• **INSTRUCTIONS TO FOLLOW**: Rewrite the material starting at its beginning and ending at the line that contains "poem-verse: إذا ما", with "coordinates" replaced by "positions" and nothing else altered.

• **DATASET RECORDS**:
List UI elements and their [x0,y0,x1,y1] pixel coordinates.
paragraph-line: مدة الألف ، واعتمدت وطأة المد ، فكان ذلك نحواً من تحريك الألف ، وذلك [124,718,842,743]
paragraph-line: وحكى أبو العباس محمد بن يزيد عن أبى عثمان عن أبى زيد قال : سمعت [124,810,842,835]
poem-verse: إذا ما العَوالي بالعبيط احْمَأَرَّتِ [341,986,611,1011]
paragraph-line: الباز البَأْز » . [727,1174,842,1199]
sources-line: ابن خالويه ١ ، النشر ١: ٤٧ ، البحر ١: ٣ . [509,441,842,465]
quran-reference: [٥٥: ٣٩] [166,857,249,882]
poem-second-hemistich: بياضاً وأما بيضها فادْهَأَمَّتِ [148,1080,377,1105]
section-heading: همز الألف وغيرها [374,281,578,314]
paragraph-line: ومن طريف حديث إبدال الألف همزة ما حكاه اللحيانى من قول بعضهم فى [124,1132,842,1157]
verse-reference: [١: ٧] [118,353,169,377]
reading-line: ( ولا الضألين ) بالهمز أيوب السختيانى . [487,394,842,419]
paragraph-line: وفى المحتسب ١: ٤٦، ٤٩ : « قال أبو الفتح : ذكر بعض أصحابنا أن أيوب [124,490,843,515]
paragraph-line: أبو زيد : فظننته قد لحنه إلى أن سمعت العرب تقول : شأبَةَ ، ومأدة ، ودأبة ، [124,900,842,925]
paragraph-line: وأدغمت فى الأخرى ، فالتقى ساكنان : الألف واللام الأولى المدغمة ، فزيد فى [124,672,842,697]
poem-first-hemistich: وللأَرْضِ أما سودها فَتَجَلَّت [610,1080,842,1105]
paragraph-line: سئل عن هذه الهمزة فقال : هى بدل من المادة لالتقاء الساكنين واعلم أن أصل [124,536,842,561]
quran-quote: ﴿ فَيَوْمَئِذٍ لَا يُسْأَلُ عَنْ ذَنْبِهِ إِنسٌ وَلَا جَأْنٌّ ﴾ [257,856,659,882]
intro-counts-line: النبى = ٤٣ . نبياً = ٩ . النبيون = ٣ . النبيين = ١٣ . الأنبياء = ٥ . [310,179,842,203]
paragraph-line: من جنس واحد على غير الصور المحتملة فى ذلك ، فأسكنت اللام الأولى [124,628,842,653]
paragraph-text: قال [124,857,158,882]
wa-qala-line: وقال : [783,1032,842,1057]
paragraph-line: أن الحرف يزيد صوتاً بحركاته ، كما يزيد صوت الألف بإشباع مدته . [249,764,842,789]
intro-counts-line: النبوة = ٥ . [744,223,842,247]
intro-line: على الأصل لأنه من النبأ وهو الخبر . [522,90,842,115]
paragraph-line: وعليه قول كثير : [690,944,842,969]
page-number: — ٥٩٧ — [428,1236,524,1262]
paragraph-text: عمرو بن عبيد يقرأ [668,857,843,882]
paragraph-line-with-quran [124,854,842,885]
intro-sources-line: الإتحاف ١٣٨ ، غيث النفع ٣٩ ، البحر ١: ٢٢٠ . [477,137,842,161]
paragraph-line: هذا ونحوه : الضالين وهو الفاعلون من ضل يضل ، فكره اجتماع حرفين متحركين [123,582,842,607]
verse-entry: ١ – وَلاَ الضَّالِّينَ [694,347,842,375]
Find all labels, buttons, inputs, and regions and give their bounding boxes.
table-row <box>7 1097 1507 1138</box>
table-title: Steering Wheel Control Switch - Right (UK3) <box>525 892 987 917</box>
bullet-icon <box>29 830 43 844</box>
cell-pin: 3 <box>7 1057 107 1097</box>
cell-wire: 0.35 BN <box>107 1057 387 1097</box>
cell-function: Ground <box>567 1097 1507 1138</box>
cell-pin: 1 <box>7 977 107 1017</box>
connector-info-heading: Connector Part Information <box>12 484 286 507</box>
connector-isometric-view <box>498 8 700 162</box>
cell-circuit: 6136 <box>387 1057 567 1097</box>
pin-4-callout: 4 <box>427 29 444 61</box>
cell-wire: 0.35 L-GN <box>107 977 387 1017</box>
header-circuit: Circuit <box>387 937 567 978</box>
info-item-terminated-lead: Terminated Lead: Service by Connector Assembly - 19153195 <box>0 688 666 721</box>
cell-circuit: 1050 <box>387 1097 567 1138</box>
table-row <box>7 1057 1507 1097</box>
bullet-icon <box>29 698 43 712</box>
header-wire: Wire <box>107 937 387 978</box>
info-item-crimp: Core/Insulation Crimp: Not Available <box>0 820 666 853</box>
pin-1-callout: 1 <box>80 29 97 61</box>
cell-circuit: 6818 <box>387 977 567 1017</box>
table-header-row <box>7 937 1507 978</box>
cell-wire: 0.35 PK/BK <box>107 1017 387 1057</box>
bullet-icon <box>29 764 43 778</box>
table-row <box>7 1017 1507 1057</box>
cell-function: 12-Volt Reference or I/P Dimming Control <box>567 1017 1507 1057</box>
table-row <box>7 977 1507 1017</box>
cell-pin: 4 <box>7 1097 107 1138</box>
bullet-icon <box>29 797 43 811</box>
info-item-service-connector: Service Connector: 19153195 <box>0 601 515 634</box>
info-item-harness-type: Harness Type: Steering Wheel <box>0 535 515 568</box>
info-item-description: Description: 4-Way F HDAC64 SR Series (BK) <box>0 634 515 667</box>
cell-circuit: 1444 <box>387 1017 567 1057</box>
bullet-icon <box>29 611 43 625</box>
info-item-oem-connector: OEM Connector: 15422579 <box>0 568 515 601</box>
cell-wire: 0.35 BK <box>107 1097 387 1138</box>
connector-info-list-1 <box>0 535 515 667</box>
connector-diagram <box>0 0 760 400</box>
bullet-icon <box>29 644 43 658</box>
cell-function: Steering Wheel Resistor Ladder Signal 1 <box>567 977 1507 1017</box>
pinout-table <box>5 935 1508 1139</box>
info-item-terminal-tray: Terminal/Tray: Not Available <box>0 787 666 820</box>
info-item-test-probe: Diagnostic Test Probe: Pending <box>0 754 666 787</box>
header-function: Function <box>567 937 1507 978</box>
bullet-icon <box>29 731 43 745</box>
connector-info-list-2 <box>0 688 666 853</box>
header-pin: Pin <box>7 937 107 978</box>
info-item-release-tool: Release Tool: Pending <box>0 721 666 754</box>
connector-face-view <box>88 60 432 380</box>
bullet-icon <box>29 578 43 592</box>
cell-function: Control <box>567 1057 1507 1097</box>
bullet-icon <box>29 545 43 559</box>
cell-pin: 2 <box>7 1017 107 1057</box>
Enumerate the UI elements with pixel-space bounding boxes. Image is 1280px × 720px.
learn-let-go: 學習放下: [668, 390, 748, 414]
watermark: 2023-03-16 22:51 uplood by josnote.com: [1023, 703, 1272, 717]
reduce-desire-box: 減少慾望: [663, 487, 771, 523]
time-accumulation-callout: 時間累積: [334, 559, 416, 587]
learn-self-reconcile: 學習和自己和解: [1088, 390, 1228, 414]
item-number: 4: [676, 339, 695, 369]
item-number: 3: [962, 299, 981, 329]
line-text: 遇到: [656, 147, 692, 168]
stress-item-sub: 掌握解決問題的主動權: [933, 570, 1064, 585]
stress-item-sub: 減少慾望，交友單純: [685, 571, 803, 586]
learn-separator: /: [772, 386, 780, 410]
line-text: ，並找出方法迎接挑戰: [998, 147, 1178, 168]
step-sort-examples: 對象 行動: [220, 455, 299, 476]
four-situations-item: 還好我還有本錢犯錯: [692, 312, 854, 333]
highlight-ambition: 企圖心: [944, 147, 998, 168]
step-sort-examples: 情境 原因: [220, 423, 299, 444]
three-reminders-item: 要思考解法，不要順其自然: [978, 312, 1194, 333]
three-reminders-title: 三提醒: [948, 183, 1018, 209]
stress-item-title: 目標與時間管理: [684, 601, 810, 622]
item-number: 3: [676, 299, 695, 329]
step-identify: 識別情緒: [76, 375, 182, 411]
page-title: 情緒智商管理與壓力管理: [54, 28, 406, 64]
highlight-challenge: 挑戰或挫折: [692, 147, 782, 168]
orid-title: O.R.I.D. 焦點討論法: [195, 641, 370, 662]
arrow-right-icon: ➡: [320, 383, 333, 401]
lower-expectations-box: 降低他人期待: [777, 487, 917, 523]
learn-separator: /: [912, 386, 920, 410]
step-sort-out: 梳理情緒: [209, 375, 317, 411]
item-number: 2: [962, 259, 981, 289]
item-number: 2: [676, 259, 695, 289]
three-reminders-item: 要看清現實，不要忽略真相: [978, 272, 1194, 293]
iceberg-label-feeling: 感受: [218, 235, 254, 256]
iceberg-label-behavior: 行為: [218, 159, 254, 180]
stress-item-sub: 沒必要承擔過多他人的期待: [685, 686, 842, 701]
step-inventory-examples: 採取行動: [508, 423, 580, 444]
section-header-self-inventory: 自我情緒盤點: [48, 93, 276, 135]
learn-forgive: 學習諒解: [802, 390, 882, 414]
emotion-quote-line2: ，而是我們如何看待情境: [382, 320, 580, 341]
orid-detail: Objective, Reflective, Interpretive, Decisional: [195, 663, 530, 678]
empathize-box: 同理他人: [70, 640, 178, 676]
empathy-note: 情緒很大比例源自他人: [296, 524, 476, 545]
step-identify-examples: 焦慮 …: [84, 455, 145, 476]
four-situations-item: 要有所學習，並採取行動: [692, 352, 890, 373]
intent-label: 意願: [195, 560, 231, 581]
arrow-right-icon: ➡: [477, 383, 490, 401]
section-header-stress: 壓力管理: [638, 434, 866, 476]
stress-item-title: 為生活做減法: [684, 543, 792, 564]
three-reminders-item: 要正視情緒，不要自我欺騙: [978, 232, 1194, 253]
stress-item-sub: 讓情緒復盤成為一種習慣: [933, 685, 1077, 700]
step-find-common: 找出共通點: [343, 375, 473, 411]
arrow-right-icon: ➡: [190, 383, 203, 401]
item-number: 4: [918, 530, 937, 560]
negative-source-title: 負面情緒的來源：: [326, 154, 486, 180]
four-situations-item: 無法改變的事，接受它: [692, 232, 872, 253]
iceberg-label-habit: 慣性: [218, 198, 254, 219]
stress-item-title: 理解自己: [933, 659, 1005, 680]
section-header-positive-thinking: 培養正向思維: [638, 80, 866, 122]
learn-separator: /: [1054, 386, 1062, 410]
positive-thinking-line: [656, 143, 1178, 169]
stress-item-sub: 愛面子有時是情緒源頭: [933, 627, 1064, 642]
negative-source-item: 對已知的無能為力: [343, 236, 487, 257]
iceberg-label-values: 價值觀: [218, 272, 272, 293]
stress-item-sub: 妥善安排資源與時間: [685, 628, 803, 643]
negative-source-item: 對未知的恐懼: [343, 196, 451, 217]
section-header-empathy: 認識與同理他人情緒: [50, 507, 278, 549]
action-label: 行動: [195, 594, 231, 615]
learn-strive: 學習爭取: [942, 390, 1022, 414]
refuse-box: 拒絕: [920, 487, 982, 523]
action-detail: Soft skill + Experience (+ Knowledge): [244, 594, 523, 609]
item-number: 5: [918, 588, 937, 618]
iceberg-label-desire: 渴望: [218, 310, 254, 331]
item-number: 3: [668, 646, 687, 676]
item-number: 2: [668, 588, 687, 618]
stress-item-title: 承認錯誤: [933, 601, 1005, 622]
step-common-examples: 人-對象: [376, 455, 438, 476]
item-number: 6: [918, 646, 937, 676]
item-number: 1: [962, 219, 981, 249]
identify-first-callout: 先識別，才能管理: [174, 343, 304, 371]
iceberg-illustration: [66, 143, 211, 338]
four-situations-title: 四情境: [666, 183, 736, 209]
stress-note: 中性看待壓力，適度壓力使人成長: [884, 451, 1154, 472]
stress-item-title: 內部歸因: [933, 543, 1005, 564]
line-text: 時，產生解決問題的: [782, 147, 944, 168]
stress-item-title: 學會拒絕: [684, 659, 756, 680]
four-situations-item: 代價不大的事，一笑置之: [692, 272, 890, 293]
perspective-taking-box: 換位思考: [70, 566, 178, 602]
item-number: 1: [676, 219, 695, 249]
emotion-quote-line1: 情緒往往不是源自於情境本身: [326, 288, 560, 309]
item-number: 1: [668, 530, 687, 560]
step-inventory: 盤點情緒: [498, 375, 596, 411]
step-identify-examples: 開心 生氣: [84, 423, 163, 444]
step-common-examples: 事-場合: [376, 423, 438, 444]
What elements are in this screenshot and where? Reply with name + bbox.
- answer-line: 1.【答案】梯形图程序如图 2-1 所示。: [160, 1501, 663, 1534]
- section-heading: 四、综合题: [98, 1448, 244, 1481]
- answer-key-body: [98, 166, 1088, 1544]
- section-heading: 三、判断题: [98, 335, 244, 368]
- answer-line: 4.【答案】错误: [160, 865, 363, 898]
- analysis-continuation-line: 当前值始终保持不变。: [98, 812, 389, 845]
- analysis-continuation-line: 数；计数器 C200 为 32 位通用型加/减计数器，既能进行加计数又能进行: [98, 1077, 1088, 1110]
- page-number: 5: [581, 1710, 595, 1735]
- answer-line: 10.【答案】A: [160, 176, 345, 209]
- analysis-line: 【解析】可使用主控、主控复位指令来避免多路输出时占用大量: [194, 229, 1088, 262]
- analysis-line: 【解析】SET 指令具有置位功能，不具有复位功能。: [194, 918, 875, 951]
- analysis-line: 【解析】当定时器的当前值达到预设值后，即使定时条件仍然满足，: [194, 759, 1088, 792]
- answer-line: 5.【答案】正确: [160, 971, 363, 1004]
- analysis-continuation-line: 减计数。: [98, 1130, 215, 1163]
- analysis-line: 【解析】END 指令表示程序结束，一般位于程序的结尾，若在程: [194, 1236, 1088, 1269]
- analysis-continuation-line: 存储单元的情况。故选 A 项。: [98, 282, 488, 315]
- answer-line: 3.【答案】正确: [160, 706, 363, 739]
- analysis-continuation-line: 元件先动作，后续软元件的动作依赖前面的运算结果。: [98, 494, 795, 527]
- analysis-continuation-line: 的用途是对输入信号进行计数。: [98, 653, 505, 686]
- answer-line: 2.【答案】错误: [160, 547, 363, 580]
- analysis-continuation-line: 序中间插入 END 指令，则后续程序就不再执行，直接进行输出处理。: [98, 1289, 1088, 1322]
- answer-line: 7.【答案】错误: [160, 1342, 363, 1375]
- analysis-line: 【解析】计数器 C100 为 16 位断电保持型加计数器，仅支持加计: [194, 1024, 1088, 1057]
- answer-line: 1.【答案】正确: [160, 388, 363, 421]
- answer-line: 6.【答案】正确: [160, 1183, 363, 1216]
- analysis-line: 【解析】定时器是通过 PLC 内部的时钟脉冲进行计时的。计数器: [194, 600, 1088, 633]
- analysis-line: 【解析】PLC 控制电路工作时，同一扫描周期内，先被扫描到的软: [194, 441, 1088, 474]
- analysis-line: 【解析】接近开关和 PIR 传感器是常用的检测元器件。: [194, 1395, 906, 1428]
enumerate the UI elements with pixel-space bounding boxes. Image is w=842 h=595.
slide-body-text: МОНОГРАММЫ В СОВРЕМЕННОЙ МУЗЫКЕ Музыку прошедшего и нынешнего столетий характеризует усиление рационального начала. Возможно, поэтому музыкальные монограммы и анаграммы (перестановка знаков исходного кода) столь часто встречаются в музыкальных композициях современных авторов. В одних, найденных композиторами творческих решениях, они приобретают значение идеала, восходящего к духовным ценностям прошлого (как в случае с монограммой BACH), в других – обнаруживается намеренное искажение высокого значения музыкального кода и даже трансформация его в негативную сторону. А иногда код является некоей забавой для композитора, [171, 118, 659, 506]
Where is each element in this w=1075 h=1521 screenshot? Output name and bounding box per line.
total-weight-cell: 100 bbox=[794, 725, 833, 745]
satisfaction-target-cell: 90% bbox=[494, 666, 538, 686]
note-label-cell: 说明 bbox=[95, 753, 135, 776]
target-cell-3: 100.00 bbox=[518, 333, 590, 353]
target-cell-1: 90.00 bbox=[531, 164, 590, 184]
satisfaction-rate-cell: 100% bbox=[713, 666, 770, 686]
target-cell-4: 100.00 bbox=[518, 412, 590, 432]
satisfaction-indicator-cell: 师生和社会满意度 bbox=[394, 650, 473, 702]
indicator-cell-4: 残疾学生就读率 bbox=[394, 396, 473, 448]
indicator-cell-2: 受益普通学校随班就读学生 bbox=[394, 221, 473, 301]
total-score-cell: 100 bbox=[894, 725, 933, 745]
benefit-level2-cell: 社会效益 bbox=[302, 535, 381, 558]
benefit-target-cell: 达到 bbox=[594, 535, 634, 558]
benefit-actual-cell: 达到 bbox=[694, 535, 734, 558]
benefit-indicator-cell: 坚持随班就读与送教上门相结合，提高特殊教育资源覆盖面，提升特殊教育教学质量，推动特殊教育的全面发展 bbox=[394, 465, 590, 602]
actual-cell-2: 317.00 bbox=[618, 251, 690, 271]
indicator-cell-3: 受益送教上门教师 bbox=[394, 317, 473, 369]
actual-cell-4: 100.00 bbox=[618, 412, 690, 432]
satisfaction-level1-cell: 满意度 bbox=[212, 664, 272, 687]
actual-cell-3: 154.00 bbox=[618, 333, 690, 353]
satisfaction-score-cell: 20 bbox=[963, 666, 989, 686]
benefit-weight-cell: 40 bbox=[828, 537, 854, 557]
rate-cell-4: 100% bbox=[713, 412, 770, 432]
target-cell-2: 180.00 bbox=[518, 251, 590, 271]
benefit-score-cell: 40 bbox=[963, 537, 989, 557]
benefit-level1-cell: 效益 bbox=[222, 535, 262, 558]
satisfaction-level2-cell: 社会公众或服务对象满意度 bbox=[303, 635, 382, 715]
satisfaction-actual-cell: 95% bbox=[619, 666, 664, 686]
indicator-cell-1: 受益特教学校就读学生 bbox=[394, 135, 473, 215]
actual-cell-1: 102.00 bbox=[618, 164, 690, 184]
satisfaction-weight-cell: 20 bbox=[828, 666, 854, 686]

• **SOLUTION FOR THIS EXERCISE**:
List UI elements and their [x0,y0,x1,y1] pixel positions.
paragraph-line: مدة الألف ، واعتمدت وطأة المد ، فكان ذلك نحواً من تحريك الألف ، وذلك [124,718,842,743]
paragraph-line: وحكى أبو العباس محمد بن يزيد عن أبى عثمان عن أبى زيد قال : سمعت [124,810,842,835]
poem-verse: إذا ما العَوالي بالعبيط احْمَأَرَّتِ [341,986,611,1011]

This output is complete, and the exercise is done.